EXERCISE REQUIREMENTS. Report only the number of lines in this material that include the string "defined".

Saved entries.

______________________________

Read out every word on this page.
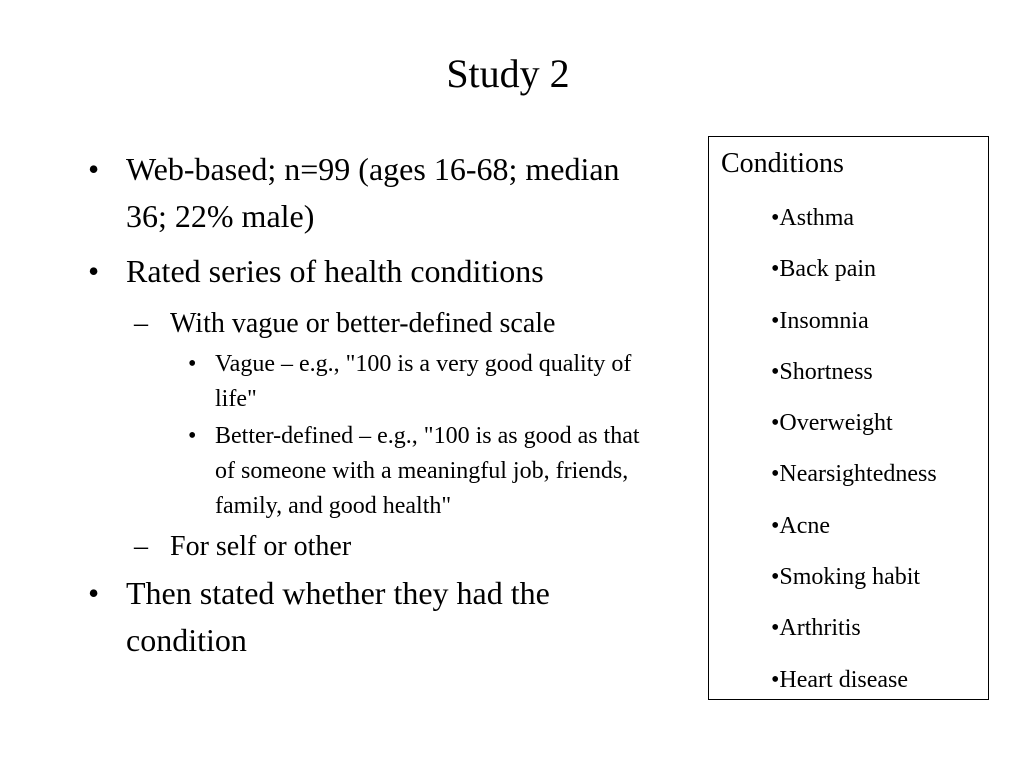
Study 2
• Web-based; n=99 (ages 16-68; median 36; 22% male)
• Rated series of health conditions
– With vague or better-defined scale
• Vague – e.g., "100 is a very good quality of life"
• Better-defined – e.g., "100 is as good as that of someone with a meaningful job, friends, family, and good health"
– For self or other
• Then stated whether they had the condition
Conditions
•Asthma
•Back pain
•Insomnia
•Shortness
•Overweight
•Nearsightedness
•Acne
•Smoking habit
•Arthritis
•Heart disease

______________________________

REPLY. 2